Task instructions
Edit the records starting with the line that contains "Patent image size: (710, 478)." and going on through the line that contains "The rail 50 is at (308, 97).", replacing "air-bearing slider" with "head slider" and leaving everything else unchanged. Give only those lines.
+++++
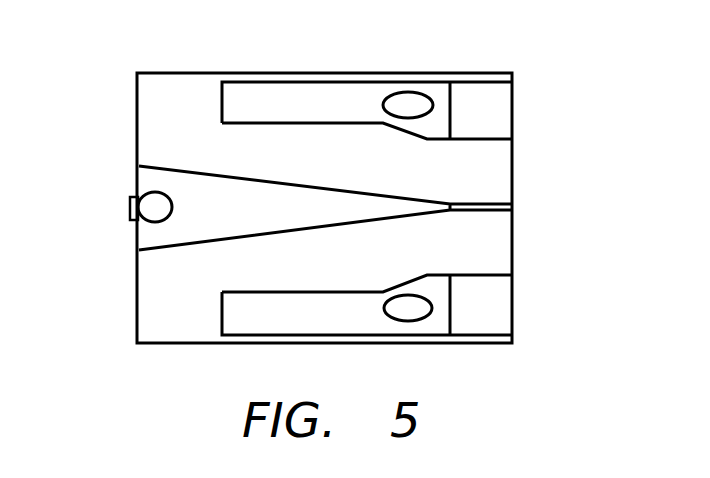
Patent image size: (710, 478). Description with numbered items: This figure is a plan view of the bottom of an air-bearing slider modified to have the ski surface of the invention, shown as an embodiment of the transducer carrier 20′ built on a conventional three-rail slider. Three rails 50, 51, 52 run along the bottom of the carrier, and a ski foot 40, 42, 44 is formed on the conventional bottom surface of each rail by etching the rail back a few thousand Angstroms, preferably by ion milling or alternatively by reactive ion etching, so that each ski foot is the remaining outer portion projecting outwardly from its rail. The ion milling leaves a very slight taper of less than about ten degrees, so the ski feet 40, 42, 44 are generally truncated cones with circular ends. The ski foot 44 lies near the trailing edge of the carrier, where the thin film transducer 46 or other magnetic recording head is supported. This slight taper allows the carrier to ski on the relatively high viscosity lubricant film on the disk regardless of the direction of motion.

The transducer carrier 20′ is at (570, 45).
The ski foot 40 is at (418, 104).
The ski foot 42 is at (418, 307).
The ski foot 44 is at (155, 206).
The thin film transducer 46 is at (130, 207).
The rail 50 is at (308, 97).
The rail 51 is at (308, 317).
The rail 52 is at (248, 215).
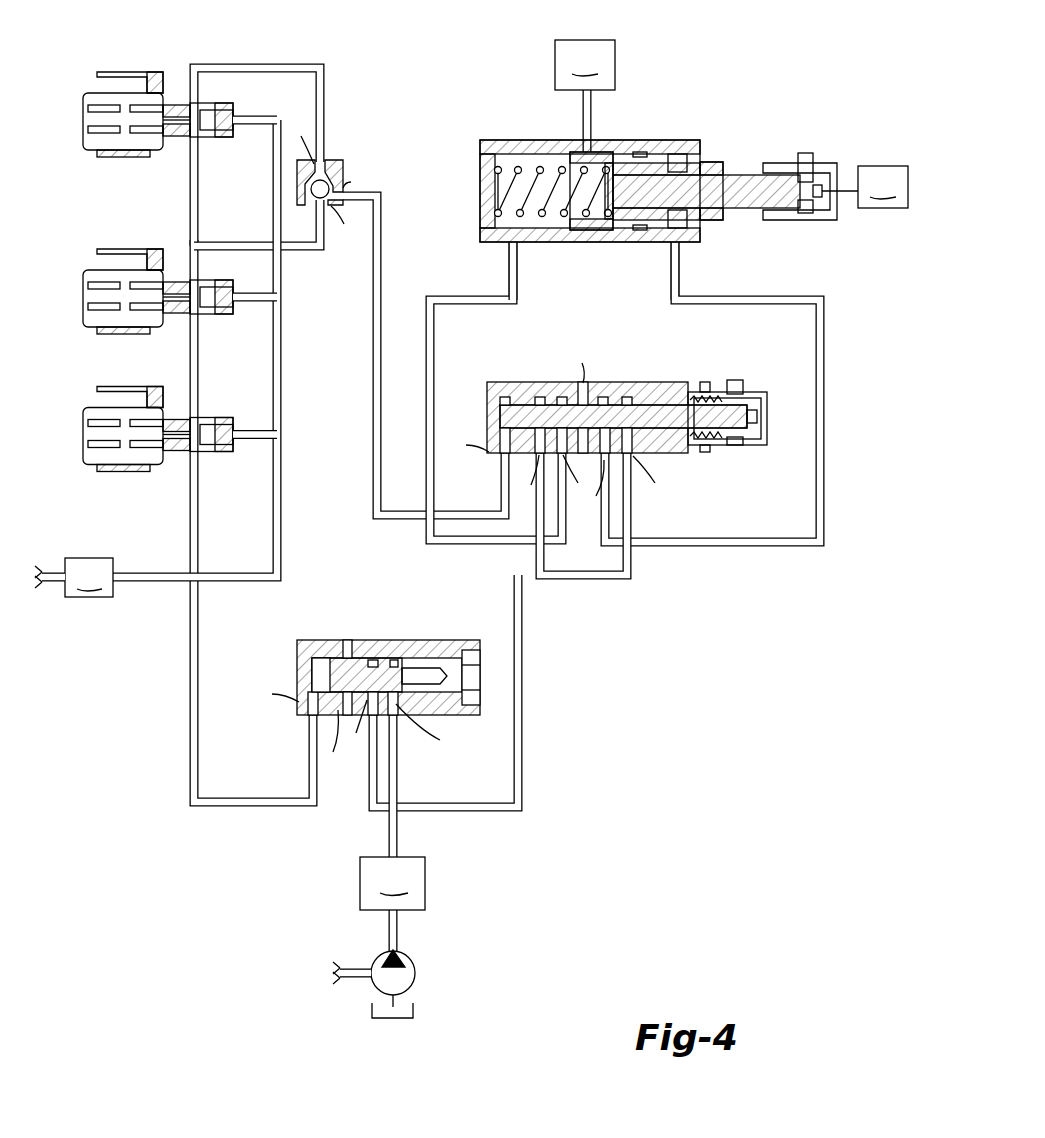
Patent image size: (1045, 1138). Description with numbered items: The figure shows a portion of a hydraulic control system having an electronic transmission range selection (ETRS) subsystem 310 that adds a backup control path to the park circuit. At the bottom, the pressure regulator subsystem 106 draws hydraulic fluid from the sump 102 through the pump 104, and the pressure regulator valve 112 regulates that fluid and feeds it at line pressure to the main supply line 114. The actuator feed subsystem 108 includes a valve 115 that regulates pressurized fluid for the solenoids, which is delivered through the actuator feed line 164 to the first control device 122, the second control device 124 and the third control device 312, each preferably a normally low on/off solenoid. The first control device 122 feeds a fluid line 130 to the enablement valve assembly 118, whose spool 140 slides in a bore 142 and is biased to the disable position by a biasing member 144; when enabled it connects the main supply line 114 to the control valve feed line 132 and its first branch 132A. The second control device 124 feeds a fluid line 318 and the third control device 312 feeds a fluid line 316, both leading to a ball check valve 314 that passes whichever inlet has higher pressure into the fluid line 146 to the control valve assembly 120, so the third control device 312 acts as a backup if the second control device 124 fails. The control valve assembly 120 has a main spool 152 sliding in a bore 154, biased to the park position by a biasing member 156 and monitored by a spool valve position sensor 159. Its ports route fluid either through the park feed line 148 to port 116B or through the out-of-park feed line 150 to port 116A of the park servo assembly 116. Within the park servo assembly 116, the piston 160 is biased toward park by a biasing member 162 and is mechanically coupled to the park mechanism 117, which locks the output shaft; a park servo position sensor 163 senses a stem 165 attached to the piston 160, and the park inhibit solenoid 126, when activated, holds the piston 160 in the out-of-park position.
+++++
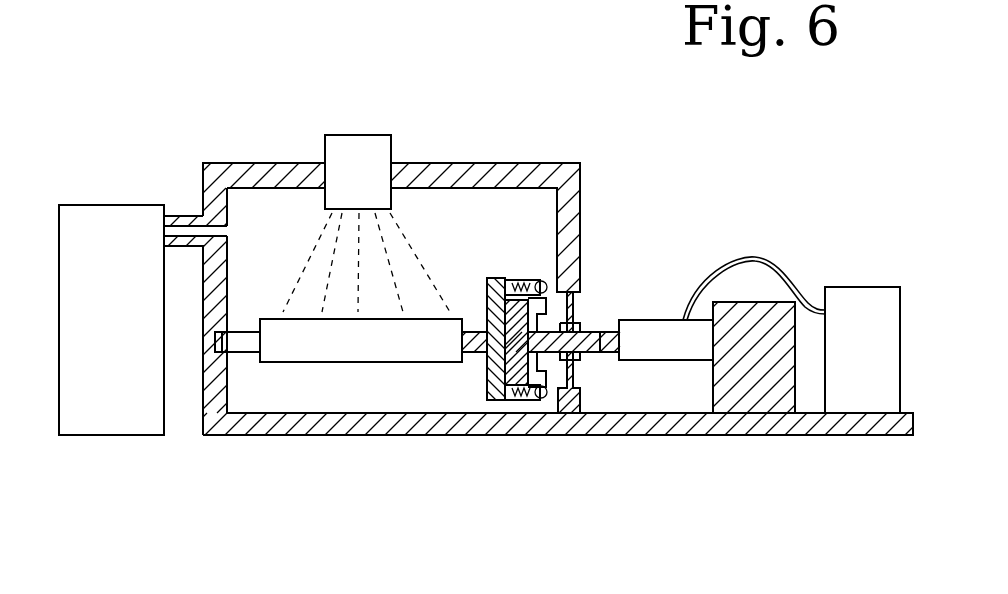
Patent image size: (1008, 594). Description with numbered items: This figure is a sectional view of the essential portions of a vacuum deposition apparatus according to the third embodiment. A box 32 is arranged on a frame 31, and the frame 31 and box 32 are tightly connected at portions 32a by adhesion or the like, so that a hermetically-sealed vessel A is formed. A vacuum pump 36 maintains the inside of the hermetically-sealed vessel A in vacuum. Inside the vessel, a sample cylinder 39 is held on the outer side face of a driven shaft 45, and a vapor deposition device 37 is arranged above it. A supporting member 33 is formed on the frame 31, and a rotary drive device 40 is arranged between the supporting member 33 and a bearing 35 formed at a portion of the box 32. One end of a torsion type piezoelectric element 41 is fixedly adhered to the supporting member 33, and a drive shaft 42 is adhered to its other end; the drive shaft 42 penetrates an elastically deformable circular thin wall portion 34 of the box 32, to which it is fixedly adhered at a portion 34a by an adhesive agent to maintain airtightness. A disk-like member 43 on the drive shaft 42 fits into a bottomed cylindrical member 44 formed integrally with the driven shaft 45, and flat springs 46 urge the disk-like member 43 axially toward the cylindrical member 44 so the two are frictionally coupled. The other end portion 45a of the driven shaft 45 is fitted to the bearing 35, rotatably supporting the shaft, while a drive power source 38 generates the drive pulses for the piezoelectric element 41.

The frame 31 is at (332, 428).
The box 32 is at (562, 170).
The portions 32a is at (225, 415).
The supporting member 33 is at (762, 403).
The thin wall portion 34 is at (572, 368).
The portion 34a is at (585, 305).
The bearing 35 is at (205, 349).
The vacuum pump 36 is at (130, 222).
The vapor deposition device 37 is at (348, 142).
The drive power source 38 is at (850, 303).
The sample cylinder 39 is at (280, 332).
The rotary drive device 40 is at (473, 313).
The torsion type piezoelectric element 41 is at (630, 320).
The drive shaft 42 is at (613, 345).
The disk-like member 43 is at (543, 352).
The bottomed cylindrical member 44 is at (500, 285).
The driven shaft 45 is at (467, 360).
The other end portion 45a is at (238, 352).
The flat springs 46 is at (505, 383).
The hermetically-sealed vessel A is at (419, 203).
+++++
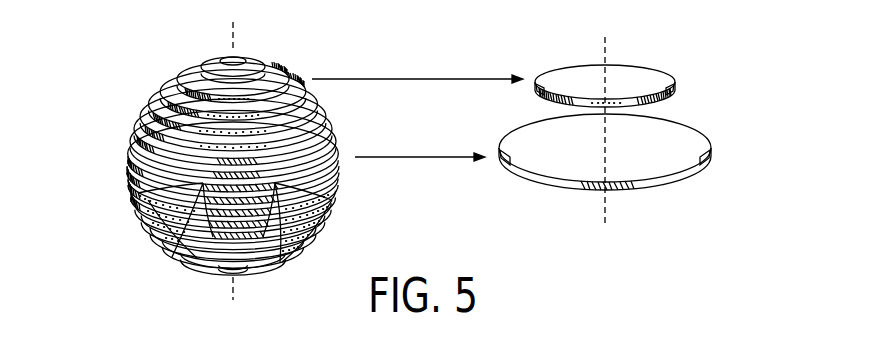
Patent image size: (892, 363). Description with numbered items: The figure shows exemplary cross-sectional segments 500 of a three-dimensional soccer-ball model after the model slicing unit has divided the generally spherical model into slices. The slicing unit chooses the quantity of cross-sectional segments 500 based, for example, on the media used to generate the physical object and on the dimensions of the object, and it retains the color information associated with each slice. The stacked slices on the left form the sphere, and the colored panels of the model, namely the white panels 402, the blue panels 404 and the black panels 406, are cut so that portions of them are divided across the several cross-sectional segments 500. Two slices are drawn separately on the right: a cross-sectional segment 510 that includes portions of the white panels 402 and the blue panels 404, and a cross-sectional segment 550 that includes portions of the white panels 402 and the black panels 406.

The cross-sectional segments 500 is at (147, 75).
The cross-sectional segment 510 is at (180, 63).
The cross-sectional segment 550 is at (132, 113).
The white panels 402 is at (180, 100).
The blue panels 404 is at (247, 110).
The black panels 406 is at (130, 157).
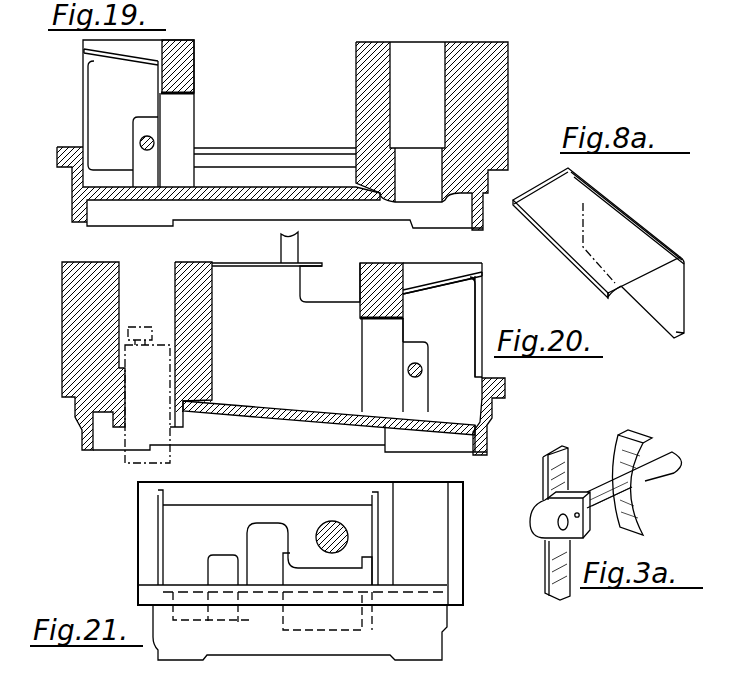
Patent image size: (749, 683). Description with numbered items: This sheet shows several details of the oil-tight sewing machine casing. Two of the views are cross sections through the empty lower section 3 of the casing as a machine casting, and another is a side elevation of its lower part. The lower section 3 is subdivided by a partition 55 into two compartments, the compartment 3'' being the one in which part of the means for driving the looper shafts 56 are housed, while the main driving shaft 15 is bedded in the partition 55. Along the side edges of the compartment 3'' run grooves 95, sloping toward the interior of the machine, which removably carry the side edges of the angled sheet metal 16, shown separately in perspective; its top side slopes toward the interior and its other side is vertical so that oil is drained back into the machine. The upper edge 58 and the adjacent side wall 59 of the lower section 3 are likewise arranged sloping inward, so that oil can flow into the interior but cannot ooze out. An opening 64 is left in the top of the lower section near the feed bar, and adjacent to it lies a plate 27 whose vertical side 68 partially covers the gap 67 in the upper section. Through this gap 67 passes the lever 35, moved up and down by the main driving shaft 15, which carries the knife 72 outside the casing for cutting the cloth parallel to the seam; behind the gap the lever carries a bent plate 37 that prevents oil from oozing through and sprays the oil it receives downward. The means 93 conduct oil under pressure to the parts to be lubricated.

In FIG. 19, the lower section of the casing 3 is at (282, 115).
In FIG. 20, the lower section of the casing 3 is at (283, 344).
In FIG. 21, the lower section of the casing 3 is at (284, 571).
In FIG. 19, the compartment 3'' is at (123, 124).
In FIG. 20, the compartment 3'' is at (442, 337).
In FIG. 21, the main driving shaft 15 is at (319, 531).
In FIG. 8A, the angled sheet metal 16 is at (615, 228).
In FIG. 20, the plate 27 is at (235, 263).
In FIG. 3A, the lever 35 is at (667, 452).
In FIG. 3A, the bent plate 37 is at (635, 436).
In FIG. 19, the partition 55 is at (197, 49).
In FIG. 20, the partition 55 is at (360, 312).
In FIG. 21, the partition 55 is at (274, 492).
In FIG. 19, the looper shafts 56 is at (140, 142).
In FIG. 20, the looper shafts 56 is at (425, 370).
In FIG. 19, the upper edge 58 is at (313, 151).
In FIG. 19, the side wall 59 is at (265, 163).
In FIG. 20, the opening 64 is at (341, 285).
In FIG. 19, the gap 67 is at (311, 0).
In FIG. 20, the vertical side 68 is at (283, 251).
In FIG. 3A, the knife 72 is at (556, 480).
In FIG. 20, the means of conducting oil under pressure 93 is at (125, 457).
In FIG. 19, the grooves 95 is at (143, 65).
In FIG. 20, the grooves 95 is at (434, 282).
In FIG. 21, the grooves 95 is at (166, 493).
+++++
Correct response
Patent image size: (710, 478). Description with numbered items: This figure is a plan view of the bottom of an head slider modified to have the ski surface of the invention, shown as an embodiment of the transducer carrier 20′ built on a conventional three-rail slider. Three rails 50, 51, 52 run along the bottom of the carrier, and a ski foot 40, 42, 44 is formed on the conventional bottom surface of each rail by etching the rail back a few thousand Angstroms, preferably by ion milling or alternatively by reactive ion etching, so that each ski foot is the remaining outer portion projecting outwardly from its rail. The ion milling leaves a very slight taper of less than about ten degrees, so the ski feet 40, 42, 44 are generally truncated cones with circular ends. The ski foot 44 lies near the trailing edge of the carrier, where the thin film transducer 46 or other magnetic recording head is supported. This slight taper allows the carrier to ski on the relatively high viscosity lubricant film on the disk regardless of the direction of motion.

The transducer carrier 20′ is at (570, 45).
The ski foot 40 is at (418, 104).
The ski foot 42 is at (418, 307).
The ski foot 44 is at (155, 206).
The thin film transducer 46 is at (130, 207).
The rail 50 is at (308, 97).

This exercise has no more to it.